SHORT EXERCISE
Type out all the records word for word. Any pictures are to be left out.

RECORDED INFORMATION
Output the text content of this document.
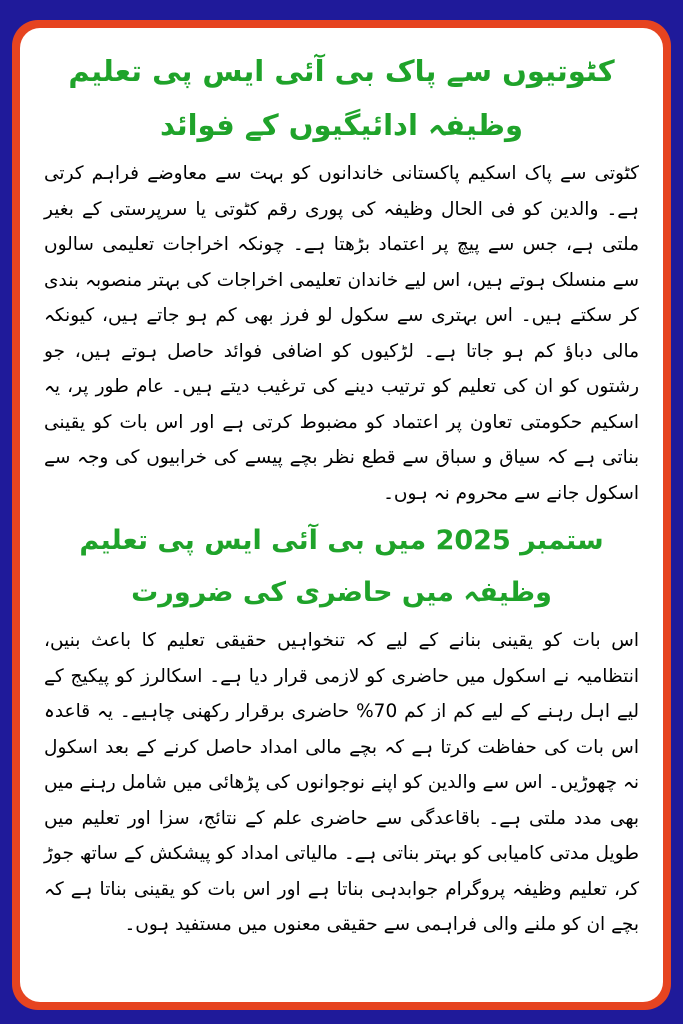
کٹوتیوں سے پاک بی آئی ایس پی تعلیم وظیفہ ادائیگیوں کے فوائد

کٹوتی سے پاک اسکیم پاکستانی خاندانوں کو بہت سے معاوضے فراہم کرتی ہے۔ والدین کو فی الحال وظیفہ کی پوری رقم کٹوتی یا سرپرستی کے بغیر ملتی ہے، جس سے پیچ پر اعتماد بڑھتا ہے۔ چونکہ اخراجات تعلیمی سالوں سے منسلک ہوتے ہیں، اس لیے خاندان تعلیمی اخراجات کی بہتر منصوبہ بندی کر سکتے ہیں۔ اس بہتری سے سکول لو فرز بھی کم ہو جاتے ہیں، کیونکہ مالی دباؤ کم ہو جاتا ہے۔ لڑکیوں کو اضافی فوائد حاصل ہوتے ہیں، جو رشتوں کو ان کی تعلیم کو ترتیب دینے کی ترغیب دیتے ہیں۔ عام طور پر، یہ اسکیم حکومتی تعاون پر اعتماد کو مضبوط کرتی ہے اور اس بات کو یقینی بناتی ہے کہ سیاق و سباق سے قطع نظر بچے پیسے کی خرابیوں کی وجہ سے اسکول جانے سے محروم نہ ہوں۔

ستمبر 2025 میں بی آئی ایس پی تعلیم وظیفہ میں حاضری کی ضرورت

اس بات کو یقینی بنانے کے لیے کہ تنخواہیں حقیقی تعلیم کا باعث بنیں، انتظامیہ نے اسکول میں حاضری کو لازمی قرار دیا ہے۔ اسکالرز کو پیکیج کے لیے اہل رہنے کے لیے کم از کم 70% حاضری برقرار رکھنی چاہیے۔ یہ قاعدہ اس بات کی حفاظت کرتا ہے کہ بچے مالی امداد حاصل کرنے کے بعد اسکول نہ چھوڑیں۔ اس سے والدین کو اپنے نوجوانوں کی پڑھائی میں شامل رہنے میں بھی مدد ملتی ہے۔ باقاعدگی سے حاضری علم کے نتائج، سزا اور تعلیم میں طویل مدتی کامیابی کو بہتر بناتی ہے۔ مالیاتی امداد کو پیشکش کے ساتھ جوڑ کر، تعلیم وظیفہ پروگرام جوابدہی بناتا ہے اور اس بات کو یقینی بناتا ہے کہ بچے ان کو ملنے والی فراہمی سے حقیقی معنوں میں مستفید ہوں۔
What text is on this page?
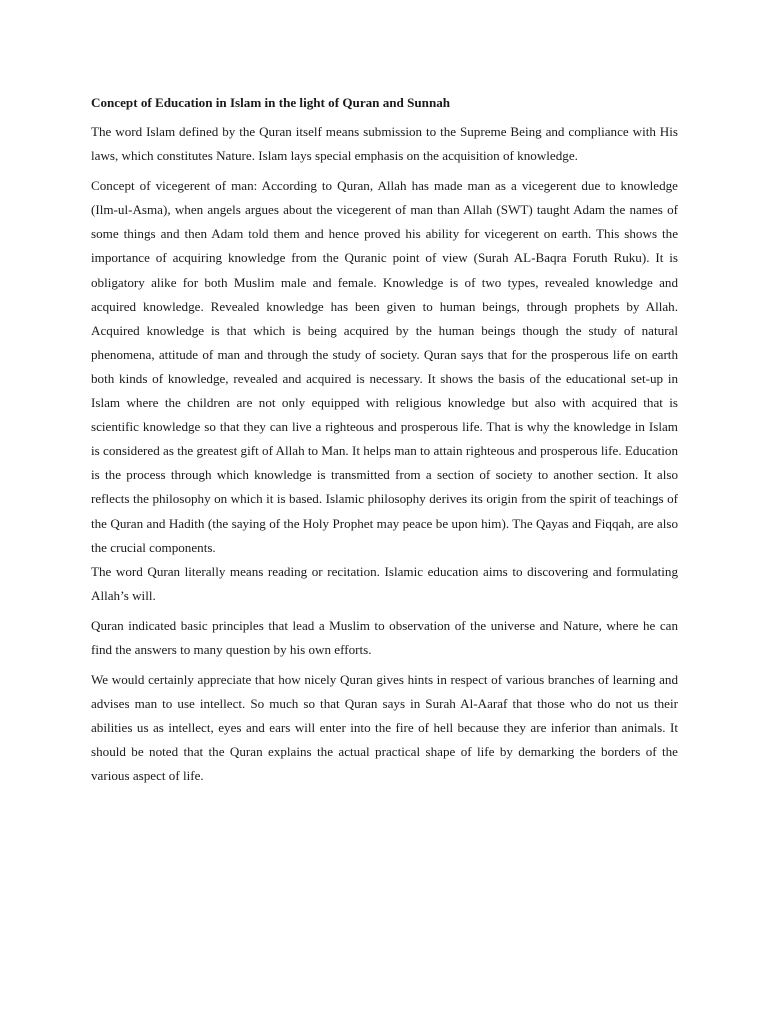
Concept of Education in Islam in the light of Quran and Sunnah

The word Islam defined by the Quran itself means submission to the Supreme Being and compliance with His laws, which constitutes Nature. Islam lays special emphasis on the acquisition of knowledge.

Concept of vicegerent of man: According to Quran, Allah has made man as a vicegerent due to knowledge (Ilm-ul-Asma), when angels argues about the vicegerent of man than Allah (SWT) taught Adam the names of some things and then Adam told them and hence proved his ability for vicegerent on earth. This shows the importance of acquiring knowledge from the Quranic point of view (Surah AL-Baqra Foruth Ruku). It is obligatory alike for both Muslim male and female. Knowledge is of two types, revealed knowledge and acquired knowledge. Revealed knowledge has been given to human beings, through prophets by Allah. Acquired knowledge is that which is being acquired by the human beings though the study of natural phenomena, attitude of man and through the study of society. Quran says that for the prosperous life on earth both kinds of knowledge, revealed and acquired is necessary. It shows the basis of the educational set-up in Islam where the children are not only equipped with religious knowledge but also with acquired that is scientific knowledge so that they can live a righteous and prosperous life. That is why the knowledge in Islam is considered as the greatest gift of Allah to Man. It helps man to attain righteous and prosperous life. Education is the process through which knowledge is transmitted from a section of society to another section. It also reflects the philosophy on which it is based. Islamic philosophy derives its origin from the spirit of teachings of the Quran and Hadith (the saying of the Holy Prophet may peace be upon him). The Qayas and Fiqqah, are also the crucial components.

The word Quran literally means reading or recitation. Islamic education aims to discovering and formulating Allah’s will.

Quran indicated basic principles that lead a Muslim to observation of the universe and Nature, where he can find the answers to many question by his own efforts.

We would certainly appreciate that how nicely Quran gives hints in respect of various branches of learning and advises man to use intellect. So much so that Quran says in Surah Al-Aaraf that those who do not us their abilities us as intellect, eyes and ears will enter into the fire of hell because they are inferior than animals. It should be noted that the Quran explains the actual practical shape of life by demarking the borders of the various aspect of life.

PROBLEM SOLUTION
Output the text content of this document.
کٹوتیوں سے پاک بی آئی ایس پی تعلیم وظیفہ ادائیگیوں کے فوائد

کٹوتی سے پاک اسکیم پاکستانی خاندانوں کو بہت سے معاوضے فراہم کرتی ہے۔ والدین کو فی الحال وظیفہ کی پوری رقم کٹوتی یا سرپرستی کے بغیر ملتی ہے، جس سے پیچ پر اعتماد بڑھتا ہے۔ چونکہ اخراجات تعلیمی سالوں سے منسلک ہوتے ہیں، اس لیے خاندان تعلیمی اخراجات کی بہتر منصوبہ بندی کر سکتے ہیں۔ اس بہتری سے سکول لو فرز بھی کم ہو جاتے ہیں، کیونکہ مالی دباؤ کم ہو جاتا ہے۔ لڑکیوں کو اضافی فوائد حاصل ہوتے ہیں، جو رشتوں کو ان کی تعلیم کو ترتیب دینے کی ترغیب دیتے ہیں۔ عام طور پر، یہ اسکیم حکومتی تعاون پر اعتماد کو مضبوط کرتی ہے اور اس بات کو یقینی بناتی ہے کہ سیاق و سباق سے قطع نظر بچے پیسے کی خرابیوں کی وجہ سے اسکول جانے سے محروم نہ ہوں۔

ستمبر 2025 میں بی آئی ایس پی تعلیم وظیفہ میں حاضری کی ضرورت

اس بات کو یقینی بنانے کے لیے کہ تنخواہیں حقیقی تعلیم کا باعث بنیں، انتظامیہ نے اسکول میں حاضری کو لازمی قرار دیا ہے۔ اسکالرز کو پیکیج کے لیے اہل رہنے کے لیے کم از کم 70% حاضری برقرار رکھنی چاہیے۔ یہ قاعدہ اس بات کی حفاظت کرتا ہے کہ بچے مالی امداد حاصل کرنے کے بعد اسکول نہ چھوڑیں۔ اس سے والدین کو اپنے نوجوانوں کی پڑھائی میں شامل رہنے میں بھی مدد ملتی ہے۔ باقاعدگی سے حاضری علم کے نتائج، سزا اور تعلیم میں طویل مدتی کامیابی کو بہتر بناتی ہے۔ مالیاتی امداد کو پیشکش کے ساتھ جوڑ کر، تعلیم وظیفہ پروگرام جوابدہی بناتا ہے اور اس بات کو یقینی بناتا ہے کہ بچے ان کو ملنے والی فراہمی سے حقیقی معنوں میں مستفید ہوں۔
What text is on this page?
Concept of Education in Islam in the light of Quran and Sunnah

The word Islam defined by the Quran itself means submission to the Supreme Being and compliance with His laws, which constitutes Nature. Islam lays special emphasis on the acquisition of knowledge.

Concept of vicegerent of man: According to Quran, Allah has made man as a vicegerent due to knowledge (Ilm-ul-Asma), when angels argues about the vicegerent of man than Allah (SWT) taught Adam the names of some things and then Adam told them and hence proved his ability for vicegerent on earth. This shows the importance of acquiring knowledge from the Quranic point of view (Surah AL-Baqra Foruth Ruku). It is obligatory alike for both Muslim male and female. Knowledge is of two types, revealed knowledge and acquired knowledge. Revealed knowledge has been given to human beings, through prophets by Allah. Acquired knowledge is that which is being acquired by the human beings though the study of natural phenomena, attitude of man and through the study of society. Quran says that for the prosperous life on earth both kinds of knowledge, revealed and acquired is necessary. It shows the basis of the educational set-up in Islam where the children are not only equipped with religious knowledge but also with acquired that is scientific knowledge so that they can live a righteous and prosperous life. That is why the knowledge in Islam is considered as the greatest gift of Allah to Man. It helps man to attain righteous and prosperous life. Education is the process through which knowledge is transmitted from a section of society to another section. It also reflects the philosophy on which it is based. Islamic philosophy derives its origin from the spirit of teachings of the Quran and Hadith (the saying of the Holy Prophet may peace be upon him). The Qayas and Fiqqah, are also the crucial components.

The word Quran literally means reading or recitation. Islamic education aims to discovering and formulating Allah’s will.

Quran indicated basic principles that lead a Muslim to observation of the universe and Nature, where he can find the answers to many question by his own efforts.

We would certainly appreciate that how nicely Quran gives hints in respect of various branches of learning and advises man to use intellect. So much so that Quran says in Surah Al-Aaraf that those who do not us their abilities us as intellect, eyes and ears will enter into the fire of hell because they are inferior than animals. It should be noted that the Quran explains the actual practical shape of life by demarking the borders of the various aspect of life.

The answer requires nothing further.